Exercise aim
The expected output is each line in the data below that includes the string "animal".

Stored items from a collection
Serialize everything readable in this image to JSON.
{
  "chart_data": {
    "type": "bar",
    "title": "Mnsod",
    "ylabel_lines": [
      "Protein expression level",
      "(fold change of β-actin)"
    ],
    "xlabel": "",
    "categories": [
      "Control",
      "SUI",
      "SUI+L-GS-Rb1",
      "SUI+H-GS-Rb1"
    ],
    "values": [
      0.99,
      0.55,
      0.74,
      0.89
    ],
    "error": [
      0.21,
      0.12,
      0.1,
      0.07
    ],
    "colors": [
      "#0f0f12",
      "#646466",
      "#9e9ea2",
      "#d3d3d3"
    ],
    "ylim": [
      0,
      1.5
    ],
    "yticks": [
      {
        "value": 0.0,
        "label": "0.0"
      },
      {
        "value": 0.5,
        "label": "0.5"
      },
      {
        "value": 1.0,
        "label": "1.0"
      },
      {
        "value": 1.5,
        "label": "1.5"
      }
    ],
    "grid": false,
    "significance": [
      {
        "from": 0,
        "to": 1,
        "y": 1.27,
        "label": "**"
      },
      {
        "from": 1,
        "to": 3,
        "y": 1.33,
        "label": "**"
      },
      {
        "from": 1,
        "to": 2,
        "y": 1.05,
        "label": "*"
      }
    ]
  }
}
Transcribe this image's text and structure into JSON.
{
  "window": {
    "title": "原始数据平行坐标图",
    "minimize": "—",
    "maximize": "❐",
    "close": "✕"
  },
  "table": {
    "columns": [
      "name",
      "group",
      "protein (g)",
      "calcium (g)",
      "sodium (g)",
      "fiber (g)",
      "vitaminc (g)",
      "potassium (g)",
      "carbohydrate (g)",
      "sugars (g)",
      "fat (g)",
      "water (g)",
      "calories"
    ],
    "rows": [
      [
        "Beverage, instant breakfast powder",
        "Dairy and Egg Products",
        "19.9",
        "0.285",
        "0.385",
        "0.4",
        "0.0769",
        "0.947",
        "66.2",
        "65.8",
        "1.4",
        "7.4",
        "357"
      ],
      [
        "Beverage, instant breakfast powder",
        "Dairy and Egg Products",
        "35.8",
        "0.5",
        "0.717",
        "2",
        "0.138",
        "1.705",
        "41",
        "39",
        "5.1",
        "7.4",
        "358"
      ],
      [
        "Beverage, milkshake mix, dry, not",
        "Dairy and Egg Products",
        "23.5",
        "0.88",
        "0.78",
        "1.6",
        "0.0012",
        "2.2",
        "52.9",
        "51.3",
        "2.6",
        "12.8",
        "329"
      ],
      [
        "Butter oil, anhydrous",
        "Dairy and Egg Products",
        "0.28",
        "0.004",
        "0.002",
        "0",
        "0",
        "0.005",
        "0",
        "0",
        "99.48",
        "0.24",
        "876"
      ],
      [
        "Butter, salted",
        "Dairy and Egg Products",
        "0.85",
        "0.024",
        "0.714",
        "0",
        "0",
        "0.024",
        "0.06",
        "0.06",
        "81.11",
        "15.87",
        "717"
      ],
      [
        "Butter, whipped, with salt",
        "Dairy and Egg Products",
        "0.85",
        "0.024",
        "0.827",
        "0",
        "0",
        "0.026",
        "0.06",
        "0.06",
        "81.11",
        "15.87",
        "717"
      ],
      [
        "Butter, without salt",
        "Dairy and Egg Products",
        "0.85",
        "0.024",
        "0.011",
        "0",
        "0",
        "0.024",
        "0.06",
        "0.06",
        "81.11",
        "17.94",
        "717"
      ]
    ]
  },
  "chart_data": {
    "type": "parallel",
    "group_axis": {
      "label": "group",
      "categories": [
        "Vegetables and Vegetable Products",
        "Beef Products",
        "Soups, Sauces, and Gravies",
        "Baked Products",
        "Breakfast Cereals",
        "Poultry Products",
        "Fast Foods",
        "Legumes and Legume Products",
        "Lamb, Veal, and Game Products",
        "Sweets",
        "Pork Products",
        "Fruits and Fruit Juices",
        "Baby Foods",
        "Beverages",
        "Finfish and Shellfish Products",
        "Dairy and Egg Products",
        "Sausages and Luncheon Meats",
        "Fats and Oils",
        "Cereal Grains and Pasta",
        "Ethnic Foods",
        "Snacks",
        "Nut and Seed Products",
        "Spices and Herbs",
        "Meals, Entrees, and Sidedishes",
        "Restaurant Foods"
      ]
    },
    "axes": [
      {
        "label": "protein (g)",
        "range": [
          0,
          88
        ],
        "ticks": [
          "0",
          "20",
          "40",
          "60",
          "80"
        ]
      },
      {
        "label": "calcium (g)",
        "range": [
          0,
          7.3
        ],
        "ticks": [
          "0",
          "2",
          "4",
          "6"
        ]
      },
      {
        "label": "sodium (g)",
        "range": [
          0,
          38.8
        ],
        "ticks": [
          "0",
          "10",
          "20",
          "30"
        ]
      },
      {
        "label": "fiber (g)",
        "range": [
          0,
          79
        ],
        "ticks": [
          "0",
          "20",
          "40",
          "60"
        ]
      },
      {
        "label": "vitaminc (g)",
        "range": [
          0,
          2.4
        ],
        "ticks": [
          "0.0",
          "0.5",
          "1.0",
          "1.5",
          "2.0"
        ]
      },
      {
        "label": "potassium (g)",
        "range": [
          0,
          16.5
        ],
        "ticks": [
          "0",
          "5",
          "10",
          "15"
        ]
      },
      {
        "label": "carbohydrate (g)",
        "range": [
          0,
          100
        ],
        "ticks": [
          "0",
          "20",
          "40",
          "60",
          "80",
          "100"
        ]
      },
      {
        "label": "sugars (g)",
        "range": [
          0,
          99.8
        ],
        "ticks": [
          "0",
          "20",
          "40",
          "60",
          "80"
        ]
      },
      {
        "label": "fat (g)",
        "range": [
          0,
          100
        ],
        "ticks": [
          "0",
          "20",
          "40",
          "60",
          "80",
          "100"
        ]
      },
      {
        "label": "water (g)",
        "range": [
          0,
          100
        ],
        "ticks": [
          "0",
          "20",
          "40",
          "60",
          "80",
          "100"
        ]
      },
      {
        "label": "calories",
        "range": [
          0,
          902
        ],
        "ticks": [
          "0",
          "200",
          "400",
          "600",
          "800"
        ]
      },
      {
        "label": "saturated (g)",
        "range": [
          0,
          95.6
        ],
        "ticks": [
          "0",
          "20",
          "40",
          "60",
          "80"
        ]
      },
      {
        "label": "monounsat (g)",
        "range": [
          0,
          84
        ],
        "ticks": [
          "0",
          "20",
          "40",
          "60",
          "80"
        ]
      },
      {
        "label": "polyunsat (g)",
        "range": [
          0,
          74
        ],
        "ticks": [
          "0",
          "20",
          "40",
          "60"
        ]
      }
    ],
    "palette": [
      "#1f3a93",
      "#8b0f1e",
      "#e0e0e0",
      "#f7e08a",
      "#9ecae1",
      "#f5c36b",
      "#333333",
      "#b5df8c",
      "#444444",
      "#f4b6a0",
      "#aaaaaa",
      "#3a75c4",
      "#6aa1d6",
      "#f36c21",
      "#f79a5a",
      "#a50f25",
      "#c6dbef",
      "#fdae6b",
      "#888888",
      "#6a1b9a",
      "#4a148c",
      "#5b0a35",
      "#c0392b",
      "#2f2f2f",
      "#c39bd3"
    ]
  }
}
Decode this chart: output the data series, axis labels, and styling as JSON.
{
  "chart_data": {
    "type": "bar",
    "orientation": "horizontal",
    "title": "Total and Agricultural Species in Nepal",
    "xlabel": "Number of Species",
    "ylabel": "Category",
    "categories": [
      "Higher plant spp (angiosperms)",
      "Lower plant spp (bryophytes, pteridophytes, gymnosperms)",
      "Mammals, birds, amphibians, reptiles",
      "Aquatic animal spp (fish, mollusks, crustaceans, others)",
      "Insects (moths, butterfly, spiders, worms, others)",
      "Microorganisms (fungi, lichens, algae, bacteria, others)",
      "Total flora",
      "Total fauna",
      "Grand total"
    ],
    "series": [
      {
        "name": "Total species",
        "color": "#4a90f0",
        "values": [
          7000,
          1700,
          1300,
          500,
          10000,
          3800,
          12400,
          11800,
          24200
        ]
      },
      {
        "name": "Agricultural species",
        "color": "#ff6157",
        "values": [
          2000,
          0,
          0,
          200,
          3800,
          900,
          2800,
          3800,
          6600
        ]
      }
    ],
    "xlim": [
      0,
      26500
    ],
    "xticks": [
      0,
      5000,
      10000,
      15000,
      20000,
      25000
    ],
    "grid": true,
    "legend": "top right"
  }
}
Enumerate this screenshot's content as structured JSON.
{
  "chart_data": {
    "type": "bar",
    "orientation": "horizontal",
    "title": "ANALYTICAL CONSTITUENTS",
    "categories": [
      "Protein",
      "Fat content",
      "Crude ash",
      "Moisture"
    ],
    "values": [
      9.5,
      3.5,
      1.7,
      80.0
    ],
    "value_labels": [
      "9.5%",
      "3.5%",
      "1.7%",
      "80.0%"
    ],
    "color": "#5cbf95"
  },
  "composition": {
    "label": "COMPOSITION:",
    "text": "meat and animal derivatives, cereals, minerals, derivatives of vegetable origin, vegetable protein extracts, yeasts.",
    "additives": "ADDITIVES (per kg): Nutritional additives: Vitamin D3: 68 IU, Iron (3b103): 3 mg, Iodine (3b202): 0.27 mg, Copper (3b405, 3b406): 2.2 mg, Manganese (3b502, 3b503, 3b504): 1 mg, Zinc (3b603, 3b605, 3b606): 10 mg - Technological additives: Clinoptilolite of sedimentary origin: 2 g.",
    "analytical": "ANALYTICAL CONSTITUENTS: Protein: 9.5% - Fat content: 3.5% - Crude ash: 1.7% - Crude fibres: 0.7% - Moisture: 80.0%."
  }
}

Solution for this problem
      "Aquatic animal spp (fish, mollusks, crustaceans, others)",
    "text": "meat and animal derivatives, cereals, minerals, derivatives of vegetable origin, vegetable protein extracts, yeasts.",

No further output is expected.